Your task: Copy all lines in which the word "name" can be found.

Materials provided:
********************

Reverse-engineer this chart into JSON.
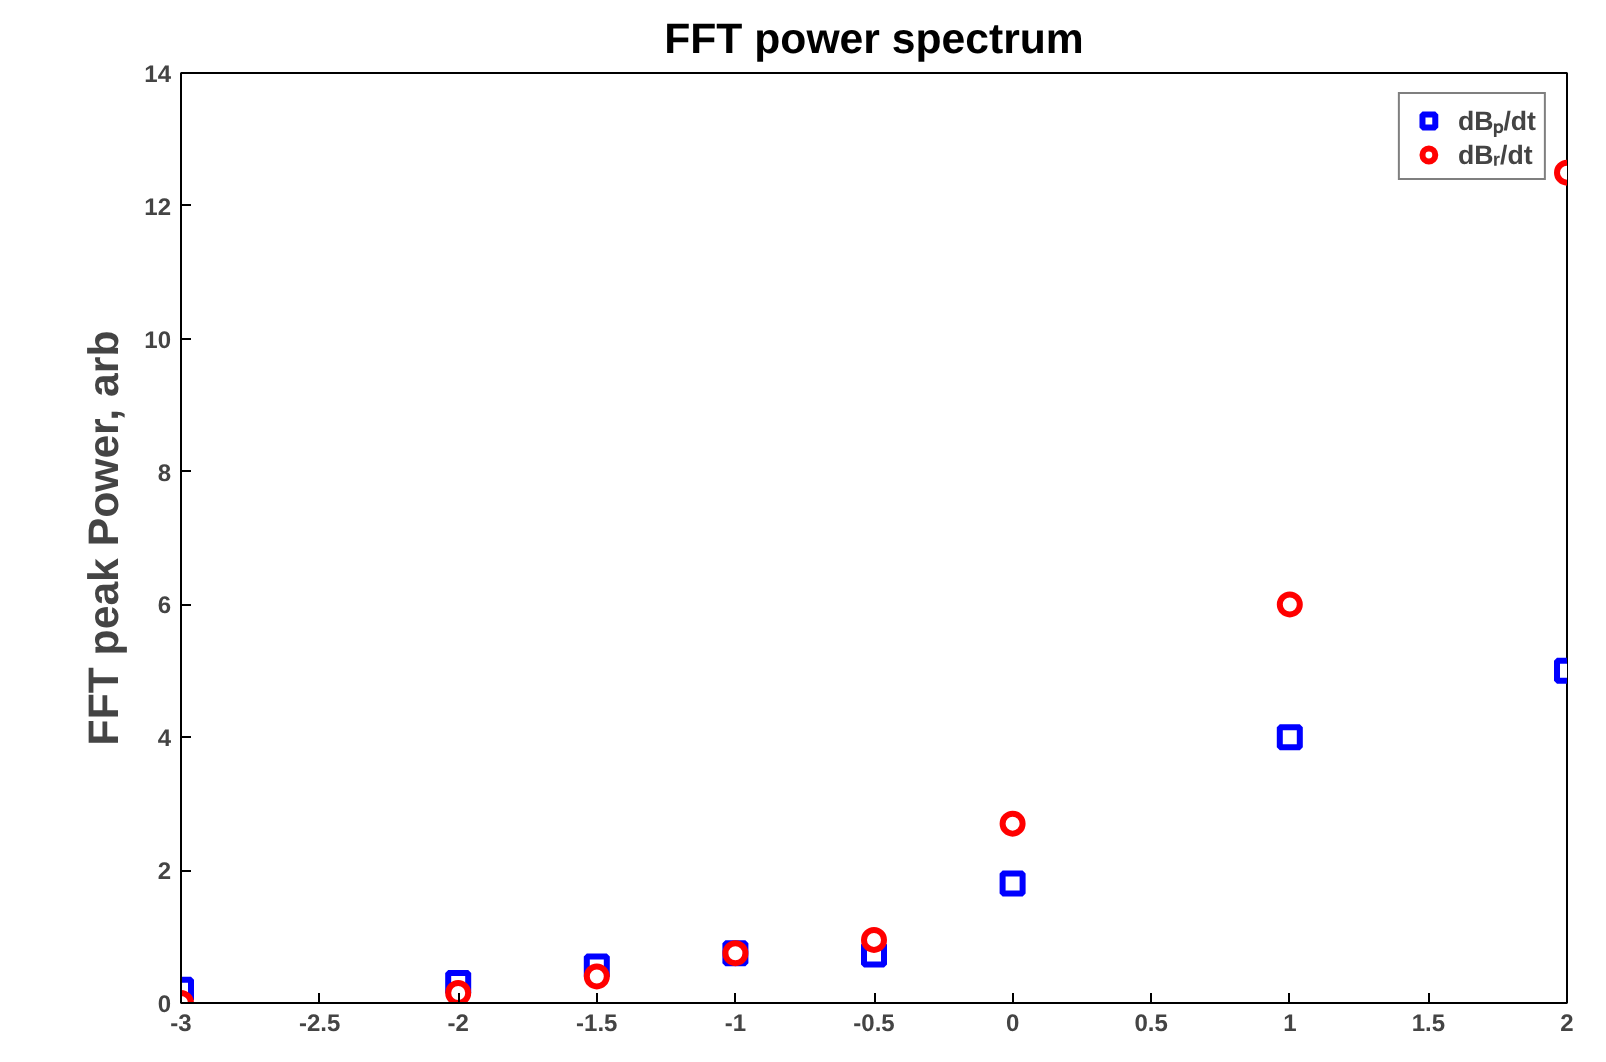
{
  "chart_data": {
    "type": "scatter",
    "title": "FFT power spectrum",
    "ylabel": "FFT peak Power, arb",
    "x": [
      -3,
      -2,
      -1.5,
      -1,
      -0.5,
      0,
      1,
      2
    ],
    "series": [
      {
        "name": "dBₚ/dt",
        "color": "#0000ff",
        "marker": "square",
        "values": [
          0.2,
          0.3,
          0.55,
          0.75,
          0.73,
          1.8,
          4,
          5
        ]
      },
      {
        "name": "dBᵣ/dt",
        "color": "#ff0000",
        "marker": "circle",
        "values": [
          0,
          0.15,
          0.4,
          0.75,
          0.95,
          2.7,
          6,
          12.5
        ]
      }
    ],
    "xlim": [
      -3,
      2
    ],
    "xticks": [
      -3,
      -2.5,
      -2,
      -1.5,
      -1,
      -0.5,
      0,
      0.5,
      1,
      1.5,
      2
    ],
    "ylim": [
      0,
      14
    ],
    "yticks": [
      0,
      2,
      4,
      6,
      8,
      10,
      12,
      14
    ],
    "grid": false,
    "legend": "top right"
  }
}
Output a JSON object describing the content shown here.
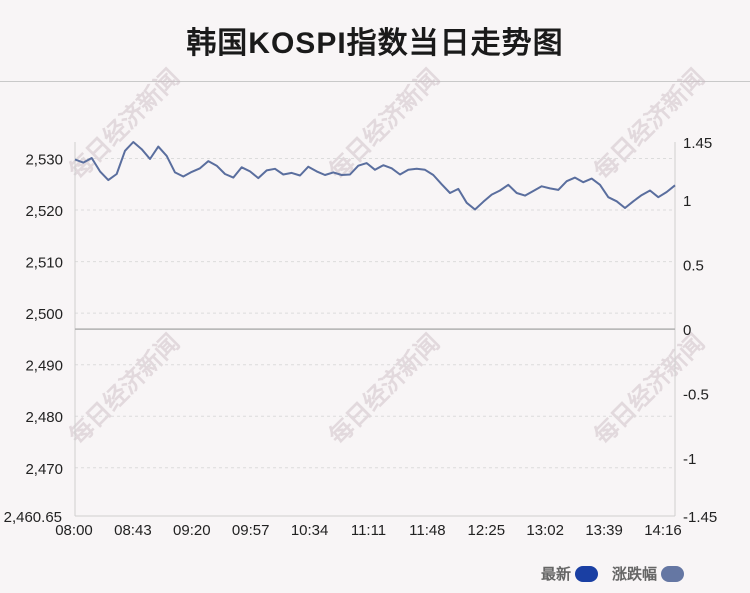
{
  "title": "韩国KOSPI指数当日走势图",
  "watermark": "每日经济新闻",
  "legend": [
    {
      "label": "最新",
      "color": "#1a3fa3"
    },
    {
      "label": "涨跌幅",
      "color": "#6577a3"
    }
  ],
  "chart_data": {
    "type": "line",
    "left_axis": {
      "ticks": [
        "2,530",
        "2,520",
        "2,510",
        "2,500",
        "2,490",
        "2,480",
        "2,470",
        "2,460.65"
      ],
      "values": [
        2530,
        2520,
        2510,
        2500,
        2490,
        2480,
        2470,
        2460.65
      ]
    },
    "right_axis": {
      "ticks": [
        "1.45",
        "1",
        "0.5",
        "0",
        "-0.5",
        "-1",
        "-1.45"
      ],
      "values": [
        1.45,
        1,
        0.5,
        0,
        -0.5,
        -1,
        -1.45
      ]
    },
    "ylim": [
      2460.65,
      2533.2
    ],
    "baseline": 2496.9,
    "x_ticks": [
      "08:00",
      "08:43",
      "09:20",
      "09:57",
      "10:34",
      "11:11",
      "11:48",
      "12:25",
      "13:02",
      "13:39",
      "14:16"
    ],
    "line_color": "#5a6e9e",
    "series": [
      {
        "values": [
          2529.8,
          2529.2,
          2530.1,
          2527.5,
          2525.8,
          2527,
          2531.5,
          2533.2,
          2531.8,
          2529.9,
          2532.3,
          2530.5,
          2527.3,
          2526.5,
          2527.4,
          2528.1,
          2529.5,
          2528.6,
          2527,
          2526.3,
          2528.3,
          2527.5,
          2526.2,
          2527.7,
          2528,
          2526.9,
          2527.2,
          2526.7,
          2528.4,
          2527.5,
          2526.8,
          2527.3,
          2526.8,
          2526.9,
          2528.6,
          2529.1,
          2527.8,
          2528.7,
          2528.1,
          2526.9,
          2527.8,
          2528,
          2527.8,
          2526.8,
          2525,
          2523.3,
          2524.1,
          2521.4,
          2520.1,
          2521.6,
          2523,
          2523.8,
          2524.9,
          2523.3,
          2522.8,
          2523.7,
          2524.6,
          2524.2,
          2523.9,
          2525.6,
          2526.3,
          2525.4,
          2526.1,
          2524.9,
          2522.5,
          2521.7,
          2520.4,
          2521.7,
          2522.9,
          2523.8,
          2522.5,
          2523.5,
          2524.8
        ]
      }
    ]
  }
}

********************

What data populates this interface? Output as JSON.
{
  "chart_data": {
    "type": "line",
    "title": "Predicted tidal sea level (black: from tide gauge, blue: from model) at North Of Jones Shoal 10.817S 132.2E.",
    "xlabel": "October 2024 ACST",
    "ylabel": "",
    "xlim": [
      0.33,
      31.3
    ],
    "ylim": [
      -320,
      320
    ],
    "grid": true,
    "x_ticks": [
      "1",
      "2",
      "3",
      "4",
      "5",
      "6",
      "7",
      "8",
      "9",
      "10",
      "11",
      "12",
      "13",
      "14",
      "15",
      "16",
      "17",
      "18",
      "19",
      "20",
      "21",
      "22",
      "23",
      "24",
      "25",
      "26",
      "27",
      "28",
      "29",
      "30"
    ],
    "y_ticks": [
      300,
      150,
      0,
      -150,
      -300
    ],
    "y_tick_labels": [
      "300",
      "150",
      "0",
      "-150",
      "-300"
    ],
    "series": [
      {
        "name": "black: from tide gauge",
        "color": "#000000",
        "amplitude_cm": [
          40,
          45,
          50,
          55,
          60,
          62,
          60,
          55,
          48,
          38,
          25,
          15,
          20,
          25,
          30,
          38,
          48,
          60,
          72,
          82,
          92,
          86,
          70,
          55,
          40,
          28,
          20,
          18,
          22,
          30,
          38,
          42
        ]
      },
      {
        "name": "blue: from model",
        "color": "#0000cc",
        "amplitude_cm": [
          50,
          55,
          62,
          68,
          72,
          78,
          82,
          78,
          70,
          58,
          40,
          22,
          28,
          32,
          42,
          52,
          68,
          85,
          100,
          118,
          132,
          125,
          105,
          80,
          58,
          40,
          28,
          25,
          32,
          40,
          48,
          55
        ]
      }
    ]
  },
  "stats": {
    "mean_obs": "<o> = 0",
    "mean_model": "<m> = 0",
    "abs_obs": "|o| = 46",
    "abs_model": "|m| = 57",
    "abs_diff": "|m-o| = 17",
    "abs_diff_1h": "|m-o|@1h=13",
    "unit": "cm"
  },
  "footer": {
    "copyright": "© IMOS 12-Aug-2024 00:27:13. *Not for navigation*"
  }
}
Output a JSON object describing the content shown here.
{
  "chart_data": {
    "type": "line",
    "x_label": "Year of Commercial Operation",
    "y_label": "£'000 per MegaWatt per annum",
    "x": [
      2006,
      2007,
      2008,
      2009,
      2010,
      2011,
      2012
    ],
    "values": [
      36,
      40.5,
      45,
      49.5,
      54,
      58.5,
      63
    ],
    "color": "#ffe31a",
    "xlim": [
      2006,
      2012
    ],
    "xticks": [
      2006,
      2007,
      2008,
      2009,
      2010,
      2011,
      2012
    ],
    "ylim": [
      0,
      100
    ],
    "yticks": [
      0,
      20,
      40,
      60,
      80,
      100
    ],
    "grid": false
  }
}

********************

Problem solution:
        "name": "dBₚ/dt",
        "name": "dBᵣ/dt",
        "name": "black: from tide gauge",
        "name": "blue: from model",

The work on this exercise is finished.